***** Data supplied *****

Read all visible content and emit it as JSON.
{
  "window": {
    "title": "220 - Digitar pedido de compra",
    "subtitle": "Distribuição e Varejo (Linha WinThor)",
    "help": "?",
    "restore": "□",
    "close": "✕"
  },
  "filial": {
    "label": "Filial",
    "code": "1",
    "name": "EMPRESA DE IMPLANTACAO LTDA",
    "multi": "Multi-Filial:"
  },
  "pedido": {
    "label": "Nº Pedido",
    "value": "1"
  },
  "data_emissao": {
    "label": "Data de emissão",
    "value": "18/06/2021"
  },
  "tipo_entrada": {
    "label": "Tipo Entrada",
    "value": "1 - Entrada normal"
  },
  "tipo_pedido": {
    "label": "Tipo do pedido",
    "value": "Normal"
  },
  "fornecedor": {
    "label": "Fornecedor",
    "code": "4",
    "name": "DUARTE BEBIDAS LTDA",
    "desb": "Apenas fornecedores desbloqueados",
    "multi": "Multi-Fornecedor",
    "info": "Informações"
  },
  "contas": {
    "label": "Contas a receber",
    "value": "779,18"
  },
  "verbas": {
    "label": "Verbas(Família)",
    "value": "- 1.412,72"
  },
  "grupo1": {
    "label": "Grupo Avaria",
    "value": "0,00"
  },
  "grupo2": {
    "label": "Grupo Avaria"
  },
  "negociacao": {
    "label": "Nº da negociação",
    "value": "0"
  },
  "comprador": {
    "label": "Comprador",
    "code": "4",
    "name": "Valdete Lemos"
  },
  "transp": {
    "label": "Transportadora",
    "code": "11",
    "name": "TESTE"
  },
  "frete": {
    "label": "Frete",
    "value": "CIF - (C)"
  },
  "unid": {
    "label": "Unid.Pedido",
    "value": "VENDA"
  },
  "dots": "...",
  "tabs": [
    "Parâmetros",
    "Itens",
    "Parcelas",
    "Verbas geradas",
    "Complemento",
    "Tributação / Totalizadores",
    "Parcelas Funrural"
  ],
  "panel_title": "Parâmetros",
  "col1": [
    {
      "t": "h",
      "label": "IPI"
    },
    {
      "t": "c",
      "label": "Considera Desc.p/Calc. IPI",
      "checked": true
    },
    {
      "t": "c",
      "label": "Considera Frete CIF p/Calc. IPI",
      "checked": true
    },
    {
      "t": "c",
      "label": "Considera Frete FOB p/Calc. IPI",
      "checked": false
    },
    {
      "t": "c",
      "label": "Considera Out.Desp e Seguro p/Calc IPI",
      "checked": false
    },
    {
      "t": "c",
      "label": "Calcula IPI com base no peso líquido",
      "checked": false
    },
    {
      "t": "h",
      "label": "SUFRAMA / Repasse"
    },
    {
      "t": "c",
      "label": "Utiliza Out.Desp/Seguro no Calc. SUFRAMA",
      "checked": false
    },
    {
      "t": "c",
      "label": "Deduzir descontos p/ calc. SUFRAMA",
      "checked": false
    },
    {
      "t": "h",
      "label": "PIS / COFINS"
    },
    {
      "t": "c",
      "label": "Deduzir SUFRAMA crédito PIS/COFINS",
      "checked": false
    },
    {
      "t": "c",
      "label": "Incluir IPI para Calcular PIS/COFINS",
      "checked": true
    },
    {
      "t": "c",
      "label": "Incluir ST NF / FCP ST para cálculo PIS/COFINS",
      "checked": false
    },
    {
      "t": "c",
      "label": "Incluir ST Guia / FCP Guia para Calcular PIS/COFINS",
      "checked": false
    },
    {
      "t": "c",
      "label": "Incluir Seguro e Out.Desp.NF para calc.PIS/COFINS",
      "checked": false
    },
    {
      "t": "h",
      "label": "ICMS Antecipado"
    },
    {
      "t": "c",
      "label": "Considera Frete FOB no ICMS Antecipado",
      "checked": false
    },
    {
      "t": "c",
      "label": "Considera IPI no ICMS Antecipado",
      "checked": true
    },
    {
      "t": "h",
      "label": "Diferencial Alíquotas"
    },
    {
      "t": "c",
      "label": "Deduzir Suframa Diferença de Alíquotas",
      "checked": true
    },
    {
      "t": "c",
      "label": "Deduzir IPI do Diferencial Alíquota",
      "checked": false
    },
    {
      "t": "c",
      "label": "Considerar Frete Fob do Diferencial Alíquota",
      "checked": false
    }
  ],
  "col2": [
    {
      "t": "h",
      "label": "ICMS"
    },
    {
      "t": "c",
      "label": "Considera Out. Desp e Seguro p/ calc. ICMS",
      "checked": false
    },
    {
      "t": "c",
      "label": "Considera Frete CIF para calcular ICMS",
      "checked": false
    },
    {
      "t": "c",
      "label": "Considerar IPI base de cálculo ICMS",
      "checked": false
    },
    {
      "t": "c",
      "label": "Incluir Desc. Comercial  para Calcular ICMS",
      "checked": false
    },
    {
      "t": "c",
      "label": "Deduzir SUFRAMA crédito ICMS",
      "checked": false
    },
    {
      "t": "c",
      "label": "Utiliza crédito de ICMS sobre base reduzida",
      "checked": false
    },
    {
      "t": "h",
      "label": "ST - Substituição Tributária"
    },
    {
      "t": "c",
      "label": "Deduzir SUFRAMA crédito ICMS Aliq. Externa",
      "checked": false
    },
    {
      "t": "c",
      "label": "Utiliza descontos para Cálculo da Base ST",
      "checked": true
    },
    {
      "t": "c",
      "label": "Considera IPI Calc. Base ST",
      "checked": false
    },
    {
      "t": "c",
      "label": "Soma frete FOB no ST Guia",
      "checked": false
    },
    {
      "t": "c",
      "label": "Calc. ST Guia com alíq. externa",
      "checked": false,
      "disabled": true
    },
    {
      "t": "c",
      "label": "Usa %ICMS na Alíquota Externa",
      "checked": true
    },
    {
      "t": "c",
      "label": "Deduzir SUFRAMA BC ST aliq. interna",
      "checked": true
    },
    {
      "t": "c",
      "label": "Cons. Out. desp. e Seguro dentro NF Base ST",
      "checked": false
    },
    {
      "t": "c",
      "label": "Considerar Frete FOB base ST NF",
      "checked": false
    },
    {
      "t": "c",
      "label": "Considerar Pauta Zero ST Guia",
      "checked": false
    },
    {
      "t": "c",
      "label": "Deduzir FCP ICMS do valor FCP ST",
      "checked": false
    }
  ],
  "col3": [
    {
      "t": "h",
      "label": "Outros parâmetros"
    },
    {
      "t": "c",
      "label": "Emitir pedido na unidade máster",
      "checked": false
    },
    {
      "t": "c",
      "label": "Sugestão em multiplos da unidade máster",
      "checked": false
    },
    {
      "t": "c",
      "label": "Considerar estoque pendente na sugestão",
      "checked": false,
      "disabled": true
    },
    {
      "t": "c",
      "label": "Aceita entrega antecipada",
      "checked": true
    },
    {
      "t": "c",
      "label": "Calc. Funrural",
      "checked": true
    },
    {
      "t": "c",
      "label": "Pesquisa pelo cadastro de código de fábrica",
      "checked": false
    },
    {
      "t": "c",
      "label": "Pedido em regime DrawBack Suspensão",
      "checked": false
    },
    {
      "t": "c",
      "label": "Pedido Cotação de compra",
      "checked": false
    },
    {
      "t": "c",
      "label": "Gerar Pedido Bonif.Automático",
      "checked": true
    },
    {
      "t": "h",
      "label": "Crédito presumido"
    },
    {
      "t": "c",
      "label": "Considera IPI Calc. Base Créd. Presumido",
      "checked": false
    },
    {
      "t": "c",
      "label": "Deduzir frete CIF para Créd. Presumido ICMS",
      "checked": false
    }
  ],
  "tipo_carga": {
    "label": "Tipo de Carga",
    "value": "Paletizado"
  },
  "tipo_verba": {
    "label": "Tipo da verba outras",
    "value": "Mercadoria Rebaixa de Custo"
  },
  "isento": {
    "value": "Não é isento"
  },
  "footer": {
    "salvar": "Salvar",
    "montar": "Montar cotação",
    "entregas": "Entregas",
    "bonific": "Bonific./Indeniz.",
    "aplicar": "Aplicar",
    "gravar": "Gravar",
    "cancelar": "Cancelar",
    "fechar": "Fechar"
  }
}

*****

* **Request**:
Pick out the lines that include the word "descontos" and write them out.

* **Response to the exercise**:
      "label": "Deduzir descontos p/ calc. SUFRAMA",
      "label": "Utiliza descontos para Cálculo da Base ST",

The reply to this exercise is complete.